Copy out each line featuring the string "zahlreiche" from the entries beneath.

---

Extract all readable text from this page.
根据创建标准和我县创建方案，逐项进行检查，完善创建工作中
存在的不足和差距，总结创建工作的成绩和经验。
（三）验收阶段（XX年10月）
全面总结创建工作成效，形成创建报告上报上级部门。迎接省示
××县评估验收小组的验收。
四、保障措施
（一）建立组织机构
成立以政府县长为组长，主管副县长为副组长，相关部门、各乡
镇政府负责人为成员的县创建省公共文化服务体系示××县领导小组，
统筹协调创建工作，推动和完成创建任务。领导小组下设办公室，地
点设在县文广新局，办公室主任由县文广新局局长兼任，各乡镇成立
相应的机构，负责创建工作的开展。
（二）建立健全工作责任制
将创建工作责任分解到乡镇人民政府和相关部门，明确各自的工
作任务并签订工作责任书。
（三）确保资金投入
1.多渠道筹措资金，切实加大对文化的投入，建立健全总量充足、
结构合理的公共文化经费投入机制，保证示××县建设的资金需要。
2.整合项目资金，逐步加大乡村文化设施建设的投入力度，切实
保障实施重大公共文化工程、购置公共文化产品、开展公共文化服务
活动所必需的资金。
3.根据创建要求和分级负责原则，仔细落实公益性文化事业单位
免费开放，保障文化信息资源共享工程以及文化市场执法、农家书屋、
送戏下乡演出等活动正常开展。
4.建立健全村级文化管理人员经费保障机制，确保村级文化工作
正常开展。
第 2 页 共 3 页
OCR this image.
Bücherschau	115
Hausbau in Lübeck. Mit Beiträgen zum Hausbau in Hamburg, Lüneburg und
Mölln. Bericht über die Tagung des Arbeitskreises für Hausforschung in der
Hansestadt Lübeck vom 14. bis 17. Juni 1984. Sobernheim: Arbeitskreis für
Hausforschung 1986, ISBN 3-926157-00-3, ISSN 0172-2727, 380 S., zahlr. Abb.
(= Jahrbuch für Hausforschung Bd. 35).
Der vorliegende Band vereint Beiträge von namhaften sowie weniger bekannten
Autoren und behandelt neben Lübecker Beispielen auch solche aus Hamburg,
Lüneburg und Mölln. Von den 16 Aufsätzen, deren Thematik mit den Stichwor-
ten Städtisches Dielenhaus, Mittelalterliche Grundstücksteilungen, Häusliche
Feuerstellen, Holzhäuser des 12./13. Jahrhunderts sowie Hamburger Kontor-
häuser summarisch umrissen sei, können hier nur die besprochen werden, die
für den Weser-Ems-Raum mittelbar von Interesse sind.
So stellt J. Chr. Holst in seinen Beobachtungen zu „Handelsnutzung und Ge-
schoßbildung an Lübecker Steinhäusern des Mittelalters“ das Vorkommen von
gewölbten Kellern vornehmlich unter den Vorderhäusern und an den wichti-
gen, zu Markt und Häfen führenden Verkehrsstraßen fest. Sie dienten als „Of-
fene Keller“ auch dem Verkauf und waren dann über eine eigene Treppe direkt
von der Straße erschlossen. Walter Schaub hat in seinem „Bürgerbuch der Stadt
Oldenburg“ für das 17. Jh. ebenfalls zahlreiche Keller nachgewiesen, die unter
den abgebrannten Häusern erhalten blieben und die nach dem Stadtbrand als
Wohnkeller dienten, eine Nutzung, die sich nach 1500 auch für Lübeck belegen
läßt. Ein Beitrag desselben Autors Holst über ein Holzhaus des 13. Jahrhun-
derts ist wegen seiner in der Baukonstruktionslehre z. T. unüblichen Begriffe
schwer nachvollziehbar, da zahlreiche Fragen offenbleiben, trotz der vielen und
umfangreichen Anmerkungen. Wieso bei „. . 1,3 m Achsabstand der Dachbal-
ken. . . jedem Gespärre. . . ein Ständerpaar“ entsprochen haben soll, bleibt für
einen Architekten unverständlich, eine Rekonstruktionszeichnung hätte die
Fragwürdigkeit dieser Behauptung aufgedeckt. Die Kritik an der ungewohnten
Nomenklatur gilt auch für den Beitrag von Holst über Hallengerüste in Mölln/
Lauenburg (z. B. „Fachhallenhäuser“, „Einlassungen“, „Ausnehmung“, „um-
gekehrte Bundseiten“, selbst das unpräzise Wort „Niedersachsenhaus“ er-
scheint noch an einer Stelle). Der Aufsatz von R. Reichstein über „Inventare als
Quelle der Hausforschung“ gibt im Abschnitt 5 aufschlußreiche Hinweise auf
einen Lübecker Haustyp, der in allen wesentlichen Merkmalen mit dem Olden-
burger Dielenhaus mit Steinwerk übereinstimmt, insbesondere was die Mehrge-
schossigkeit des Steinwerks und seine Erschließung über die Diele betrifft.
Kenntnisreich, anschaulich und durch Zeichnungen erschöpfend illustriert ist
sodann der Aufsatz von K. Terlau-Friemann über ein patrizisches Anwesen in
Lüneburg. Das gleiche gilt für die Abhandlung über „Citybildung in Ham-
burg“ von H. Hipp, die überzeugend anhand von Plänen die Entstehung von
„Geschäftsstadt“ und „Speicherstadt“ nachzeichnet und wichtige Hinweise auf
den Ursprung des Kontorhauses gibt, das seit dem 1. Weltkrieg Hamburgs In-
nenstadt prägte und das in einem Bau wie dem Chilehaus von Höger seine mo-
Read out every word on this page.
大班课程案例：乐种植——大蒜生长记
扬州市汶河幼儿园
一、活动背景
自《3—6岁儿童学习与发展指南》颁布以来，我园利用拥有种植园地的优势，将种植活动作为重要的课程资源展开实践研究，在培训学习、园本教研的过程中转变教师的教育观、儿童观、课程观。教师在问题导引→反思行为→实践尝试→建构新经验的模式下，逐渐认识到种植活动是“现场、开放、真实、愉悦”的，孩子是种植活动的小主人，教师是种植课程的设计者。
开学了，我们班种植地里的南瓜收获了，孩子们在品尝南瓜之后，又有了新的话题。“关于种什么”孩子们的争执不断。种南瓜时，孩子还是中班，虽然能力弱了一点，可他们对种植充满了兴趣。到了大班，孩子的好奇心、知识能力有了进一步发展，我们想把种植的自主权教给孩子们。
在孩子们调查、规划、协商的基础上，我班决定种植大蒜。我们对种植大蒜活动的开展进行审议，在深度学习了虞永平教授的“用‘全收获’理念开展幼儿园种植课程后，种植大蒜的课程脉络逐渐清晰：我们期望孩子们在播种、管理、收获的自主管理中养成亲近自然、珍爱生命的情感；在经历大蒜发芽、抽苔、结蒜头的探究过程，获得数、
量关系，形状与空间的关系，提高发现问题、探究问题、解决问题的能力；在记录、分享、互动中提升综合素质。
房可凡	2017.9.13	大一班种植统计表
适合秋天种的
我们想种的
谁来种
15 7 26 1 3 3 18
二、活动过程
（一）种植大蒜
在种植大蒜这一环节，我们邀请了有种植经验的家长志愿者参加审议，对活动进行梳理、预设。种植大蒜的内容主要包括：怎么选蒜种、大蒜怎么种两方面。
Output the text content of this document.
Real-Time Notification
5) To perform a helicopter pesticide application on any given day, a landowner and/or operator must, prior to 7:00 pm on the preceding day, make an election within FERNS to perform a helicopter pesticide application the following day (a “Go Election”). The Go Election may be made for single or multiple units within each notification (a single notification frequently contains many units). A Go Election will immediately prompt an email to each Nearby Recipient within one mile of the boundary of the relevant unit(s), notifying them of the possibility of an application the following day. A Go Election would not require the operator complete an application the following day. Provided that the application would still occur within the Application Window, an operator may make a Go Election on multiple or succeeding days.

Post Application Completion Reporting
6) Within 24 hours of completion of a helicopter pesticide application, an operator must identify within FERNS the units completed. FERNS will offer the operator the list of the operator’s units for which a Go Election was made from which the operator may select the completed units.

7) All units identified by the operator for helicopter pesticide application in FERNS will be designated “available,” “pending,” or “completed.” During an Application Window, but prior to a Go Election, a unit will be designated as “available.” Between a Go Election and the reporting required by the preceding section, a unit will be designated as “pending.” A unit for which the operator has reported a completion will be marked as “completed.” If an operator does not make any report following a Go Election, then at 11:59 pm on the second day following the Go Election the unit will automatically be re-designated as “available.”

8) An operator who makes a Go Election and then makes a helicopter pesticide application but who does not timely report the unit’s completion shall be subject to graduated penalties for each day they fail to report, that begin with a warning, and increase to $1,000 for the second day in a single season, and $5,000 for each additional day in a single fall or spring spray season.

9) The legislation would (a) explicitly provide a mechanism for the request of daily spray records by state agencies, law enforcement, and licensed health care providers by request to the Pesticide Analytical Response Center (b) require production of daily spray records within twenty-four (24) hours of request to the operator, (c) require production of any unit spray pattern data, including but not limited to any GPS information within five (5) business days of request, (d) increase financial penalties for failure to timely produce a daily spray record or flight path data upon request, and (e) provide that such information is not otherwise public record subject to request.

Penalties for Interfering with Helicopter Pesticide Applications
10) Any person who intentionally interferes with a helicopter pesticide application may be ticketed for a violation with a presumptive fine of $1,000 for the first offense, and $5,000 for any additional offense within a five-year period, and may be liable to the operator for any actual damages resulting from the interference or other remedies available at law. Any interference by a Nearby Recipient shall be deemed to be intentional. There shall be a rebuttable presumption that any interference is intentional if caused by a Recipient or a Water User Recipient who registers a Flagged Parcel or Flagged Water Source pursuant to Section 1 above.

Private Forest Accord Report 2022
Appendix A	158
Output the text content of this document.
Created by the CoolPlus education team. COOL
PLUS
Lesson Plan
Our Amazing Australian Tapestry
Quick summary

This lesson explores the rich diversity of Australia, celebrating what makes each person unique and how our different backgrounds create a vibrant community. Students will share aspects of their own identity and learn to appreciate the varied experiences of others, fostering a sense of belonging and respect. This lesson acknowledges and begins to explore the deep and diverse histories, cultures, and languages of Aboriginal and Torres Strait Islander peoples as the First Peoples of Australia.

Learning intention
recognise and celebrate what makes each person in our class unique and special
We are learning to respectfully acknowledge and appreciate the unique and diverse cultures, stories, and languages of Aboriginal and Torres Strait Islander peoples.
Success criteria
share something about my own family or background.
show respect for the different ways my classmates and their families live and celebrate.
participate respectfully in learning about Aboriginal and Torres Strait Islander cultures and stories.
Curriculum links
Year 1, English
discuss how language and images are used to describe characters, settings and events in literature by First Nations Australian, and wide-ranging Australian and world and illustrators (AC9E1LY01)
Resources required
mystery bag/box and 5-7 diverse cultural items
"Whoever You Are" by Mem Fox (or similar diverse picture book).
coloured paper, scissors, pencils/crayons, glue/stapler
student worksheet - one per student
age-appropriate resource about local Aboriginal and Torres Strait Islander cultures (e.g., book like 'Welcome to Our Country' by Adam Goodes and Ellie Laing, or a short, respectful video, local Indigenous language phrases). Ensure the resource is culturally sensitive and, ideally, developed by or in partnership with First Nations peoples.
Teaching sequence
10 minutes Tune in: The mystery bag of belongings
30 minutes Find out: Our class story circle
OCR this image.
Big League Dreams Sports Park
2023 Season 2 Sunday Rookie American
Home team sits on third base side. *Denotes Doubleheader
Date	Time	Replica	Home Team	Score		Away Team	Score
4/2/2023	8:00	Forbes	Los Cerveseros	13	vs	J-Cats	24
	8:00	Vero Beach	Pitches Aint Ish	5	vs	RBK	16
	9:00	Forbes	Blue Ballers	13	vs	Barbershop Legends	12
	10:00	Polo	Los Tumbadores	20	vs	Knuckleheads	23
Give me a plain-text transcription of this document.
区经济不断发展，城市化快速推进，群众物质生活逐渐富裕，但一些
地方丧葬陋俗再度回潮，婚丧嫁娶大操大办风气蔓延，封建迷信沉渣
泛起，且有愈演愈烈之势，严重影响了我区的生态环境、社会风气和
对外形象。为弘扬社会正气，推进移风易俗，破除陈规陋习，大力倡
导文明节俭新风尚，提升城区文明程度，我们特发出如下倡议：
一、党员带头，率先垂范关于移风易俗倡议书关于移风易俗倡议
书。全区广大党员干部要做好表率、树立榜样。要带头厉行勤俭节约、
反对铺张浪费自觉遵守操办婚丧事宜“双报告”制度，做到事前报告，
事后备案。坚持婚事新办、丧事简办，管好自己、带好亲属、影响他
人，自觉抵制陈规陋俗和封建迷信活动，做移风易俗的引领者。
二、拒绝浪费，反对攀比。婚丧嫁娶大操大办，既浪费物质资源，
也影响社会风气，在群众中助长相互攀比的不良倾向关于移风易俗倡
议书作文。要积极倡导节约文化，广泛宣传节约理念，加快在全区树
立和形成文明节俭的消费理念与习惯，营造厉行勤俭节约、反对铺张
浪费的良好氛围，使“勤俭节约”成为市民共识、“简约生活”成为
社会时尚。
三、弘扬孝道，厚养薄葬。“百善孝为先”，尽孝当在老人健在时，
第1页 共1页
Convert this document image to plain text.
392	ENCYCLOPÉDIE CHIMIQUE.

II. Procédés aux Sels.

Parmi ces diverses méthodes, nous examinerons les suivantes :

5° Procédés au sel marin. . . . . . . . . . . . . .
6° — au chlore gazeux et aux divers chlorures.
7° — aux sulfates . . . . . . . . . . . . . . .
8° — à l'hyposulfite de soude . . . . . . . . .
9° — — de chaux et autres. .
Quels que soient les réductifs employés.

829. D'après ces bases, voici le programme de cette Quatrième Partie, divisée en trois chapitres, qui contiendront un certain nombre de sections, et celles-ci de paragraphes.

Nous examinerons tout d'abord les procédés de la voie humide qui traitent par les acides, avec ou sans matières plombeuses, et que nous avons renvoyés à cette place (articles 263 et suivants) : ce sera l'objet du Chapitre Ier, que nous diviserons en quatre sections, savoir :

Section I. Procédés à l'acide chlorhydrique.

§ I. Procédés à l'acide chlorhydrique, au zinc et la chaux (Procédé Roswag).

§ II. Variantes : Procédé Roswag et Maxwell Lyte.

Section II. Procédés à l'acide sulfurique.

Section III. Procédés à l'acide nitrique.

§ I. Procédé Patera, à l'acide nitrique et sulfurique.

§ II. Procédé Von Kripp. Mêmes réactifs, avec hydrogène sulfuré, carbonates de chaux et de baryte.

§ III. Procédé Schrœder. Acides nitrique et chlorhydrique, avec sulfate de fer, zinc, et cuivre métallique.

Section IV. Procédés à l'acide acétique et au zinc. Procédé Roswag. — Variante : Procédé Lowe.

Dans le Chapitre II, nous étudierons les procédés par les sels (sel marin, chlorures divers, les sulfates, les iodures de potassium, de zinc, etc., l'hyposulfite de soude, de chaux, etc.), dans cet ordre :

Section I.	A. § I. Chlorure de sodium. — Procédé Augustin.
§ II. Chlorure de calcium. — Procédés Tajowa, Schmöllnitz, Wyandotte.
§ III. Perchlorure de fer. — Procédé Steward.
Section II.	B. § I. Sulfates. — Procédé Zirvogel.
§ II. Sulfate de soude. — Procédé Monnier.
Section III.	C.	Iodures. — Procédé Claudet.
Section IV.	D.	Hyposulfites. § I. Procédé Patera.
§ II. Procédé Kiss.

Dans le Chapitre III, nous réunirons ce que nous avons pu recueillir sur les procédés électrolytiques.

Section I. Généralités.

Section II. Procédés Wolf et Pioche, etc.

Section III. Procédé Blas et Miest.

---

=== FULL SOLUTION ===
Oldenburg“ für das 17. Jh. ebenfalls zahlreiche Keller nachgewiesen, die unter
schwer nachvollziehbar, da zahlreiche Fragen offenbleiben, trotz der vielen und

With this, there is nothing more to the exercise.